_YOUR GOAL_
Transcribe each record exactly. Include every one.

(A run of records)
****
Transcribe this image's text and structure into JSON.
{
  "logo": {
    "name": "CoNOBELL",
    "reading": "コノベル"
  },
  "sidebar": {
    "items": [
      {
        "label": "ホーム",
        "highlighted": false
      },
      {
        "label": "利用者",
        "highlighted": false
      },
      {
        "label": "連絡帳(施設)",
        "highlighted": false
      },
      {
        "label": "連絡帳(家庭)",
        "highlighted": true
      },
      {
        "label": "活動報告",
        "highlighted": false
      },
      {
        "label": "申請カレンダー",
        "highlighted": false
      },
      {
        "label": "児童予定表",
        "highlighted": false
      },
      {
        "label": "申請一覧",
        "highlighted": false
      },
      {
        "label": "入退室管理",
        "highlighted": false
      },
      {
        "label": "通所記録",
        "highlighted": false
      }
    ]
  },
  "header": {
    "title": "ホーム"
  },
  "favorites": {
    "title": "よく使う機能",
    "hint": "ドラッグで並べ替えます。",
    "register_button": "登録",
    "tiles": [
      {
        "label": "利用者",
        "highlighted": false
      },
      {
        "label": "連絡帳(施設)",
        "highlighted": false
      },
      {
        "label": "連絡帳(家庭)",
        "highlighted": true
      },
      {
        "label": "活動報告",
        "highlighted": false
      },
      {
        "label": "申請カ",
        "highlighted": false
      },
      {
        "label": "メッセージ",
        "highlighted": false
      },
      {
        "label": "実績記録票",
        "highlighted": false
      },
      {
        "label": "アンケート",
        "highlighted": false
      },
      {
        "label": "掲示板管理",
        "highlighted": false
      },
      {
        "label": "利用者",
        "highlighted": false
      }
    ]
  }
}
****
_THE COMPLETED TASK_
Transcribe this image's text and structure into JSON.
{
  "logo": {
    "name": "CoNOBELL",
    "reading": "コノベル"
  },
  "sidebar": {
    "items": [
      {
        "label": "ホーム",
        "highlighted": false
      },
      {
        "label": "利用者",
        "highlighted": false
      },
      {
        "label": "連絡帳(施設)",
        "highlighted": false
      },
      {
        "label": "連絡帳(家庭)",
        "highlighted": true
      },
      {
        "label": "活動報告",
        "highlighted": false
      },
      {
        "label": "申請カレンダー",
        "highlighted": false
      },
      {
        "label": "児童予定表",
        "highlighted": false
      },
      {
        "label": "申請一覧",
        "highlighted": false
      },
      {
        "label": "入退室管理",
        "highlighted": false
      },
      {
        "label": "通所記録",
        "highlighted": false
      }
    ]
  },
  "header": {
    "title": "ホーム"
  },
  "favorites": {
    "title": "よく使う機能",
    "hint": "ドラッグで並べ替えます。",
    "register_button": "登録",
    "tiles": [
      {
        "label": "利用者",
        "highlighted": false
      },
      {
        "label": "連絡帳(施設)",
        "highlighted": false
      },
      {
        "label": "連絡帳(家庭)",
        "highlighted": true
      },
      {
        "label": "活動報告",
        "highlighted": false
      },
      {
        "label": "申請カ",
        "highlighted": false
      },
      {
        "label": "メッセージ",
        "highlighted": false
      },
      {
        "label": "実績記録票",
        "highlighted": false
      },
      {
        "label": "アンケート",
        "highlighted": false
      },
      {
        "label": "掲示板管理",
        "highlighted": false
      },
      {
        "label": "利用者",
        "highlighted": false
      }
    ]
  }
}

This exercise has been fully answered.